Each line in the entries below that holds the string "Rate" is to be listed.
── DATA ROWS
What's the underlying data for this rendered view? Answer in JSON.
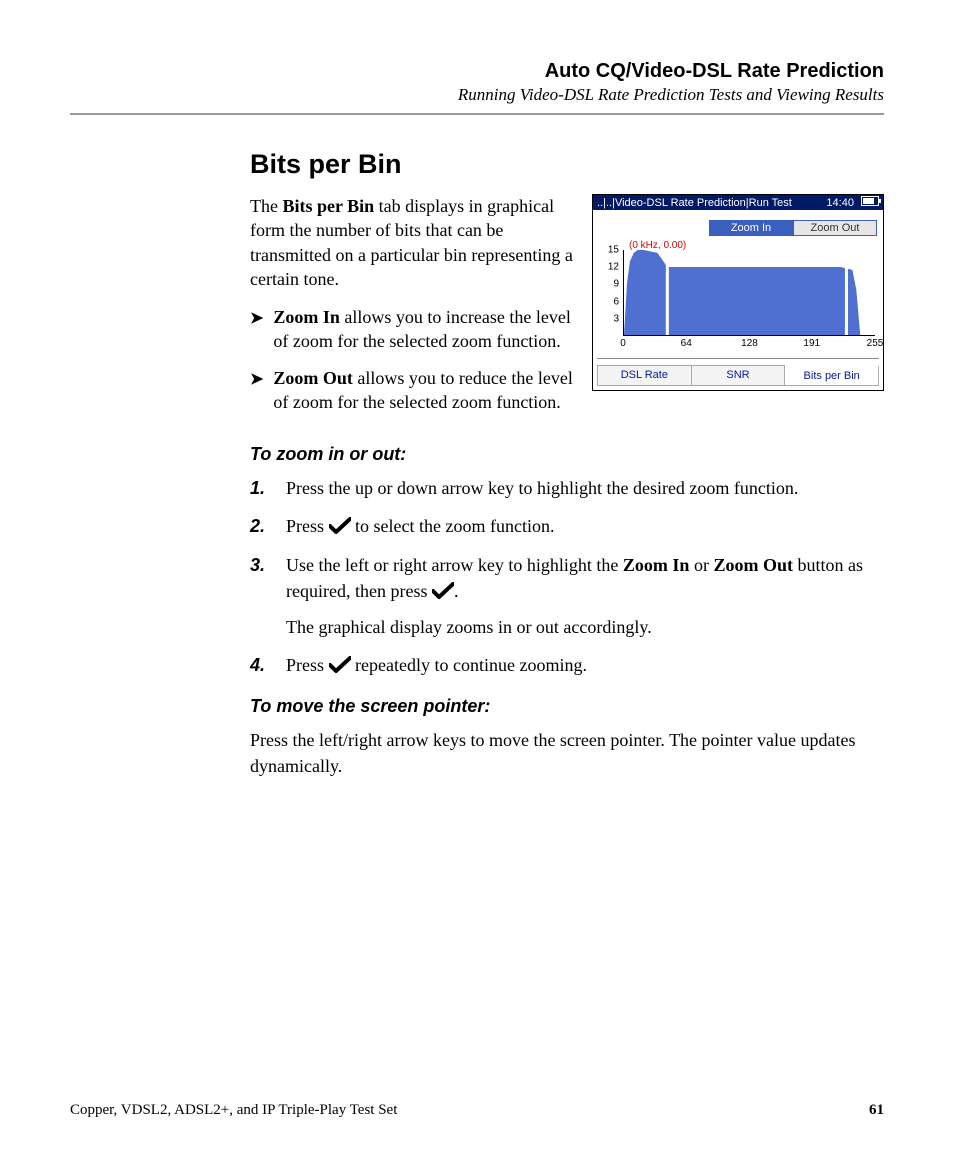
{
  "header": {
    "title": "Auto CQ/Video-DSL Rate Prediction",
    "subtitle": "Running Video-DSL Rate Prediction Tests and Viewing Results"
  },
  "section": {
    "heading": "Bits per Bin",
    "intro_pre": "The ",
    "intro_bold": "Bits per Bin",
    "intro_post": " tab displays in graphical form the number of bits that can be transmitted on a particular bin representing a certain tone.",
    "bullets": [
      {
        "bold": "Zoom In",
        "rest": " allows you to increase the level of zoom for the selected zoom function."
      },
      {
        "bold": "Zoom Out",
        "rest": " allows you to reduce the level of zoom for the selected zoom function."
      }
    ],
    "proc1_title": "To zoom in or out:",
    "steps": [
      {
        "text": "Press the up or down arrow key to highlight the desired zoom function."
      },
      {
        "pre": "Press ",
        "icon": true,
        "post": " to select the zoom function."
      },
      {
        "pre": "Use the left or right arrow key to highlight the ",
        "b1": "Zoom In",
        "mid": " or ",
        "b2": "Zoom Out",
        "post1": " button as required, then press ",
        "icon": true,
        "post2": ".",
        "sub": "The graphical display zooms in or out accordingly."
      },
      {
        "pre": "Press ",
        "icon": true,
        "post": " repeatedly to continue zooming."
      }
    ],
    "proc2_title": "To move the screen pointer:",
    "proc2_body": "Press the left/right arrow keys to move the screen pointer. The pointer value updates dynamically."
  },
  "device": {
    "titlebar_path": "..|..|Video-DSL Rate Prediction|Run Test",
    "clock": "14:40",
    "zoom_in": "Zoom In",
    "zoom_out": "Zoom Out",
    "coord_label": "(0 kHz, 0.00)",
    "chart": {
      "type": "area",
      "y_ticks": [
        3,
        6,
        9,
        12,
        15
      ],
      "ylim": [
        0,
        15
      ],
      "x_ticks": [
        0,
        64,
        128,
        191,
        255
      ],
      "xlim": [
        0,
        255
      ],
      "fill_color": "#4f6fd1",
      "stroke_color": "#ffffff",
      "series_x": [
        0,
        3,
        6,
        10,
        14,
        20,
        34,
        44,
        52,
        76,
        112,
        150,
        190,
        220,
        232,
        236,
        240,
        255
      ],
      "series_y": [
        0,
        9,
        13,
        14.5,
        15,
        15,
        14.5,
        12,
        12,
        12,
        12,
        12,
        12,
        12,
        11.5,
        8,
        0,
        0
      ],
      "highlight_bins": [
        44,
        226
      ],
      "background_color": "#ffffff",
      "axis_color": "#000000",
      "tick_fontsize": 10
    },
    "tabs": [
      "DSL Rate",
      "SNR",
      "Bits per Bin"
    ],
    "active_tab": 2
  },
  "footer": {
    "left": "Copper, VDSL2, ADSL2+, and IP Triple-Play Test Set",
    "page": "61"
  },
  "colors": {
    "device_header_bg": "#001a66",
    "zoom_active_bg": "#3a5fbf",
    "tab_text": "#001a99",
    "coord_text": "#d00000"
  }
}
────
### EXERCISE RESULT
    "title": "Auto CQ/Video-DSL Rate Prediction",
    "subtitle": "Running Video-DSL Rate Prediction Tests and Viewing Results"
    "titlebar_path": "..|..|Video-DSL Rate Prediction|Run Test",
      "DSL Rate",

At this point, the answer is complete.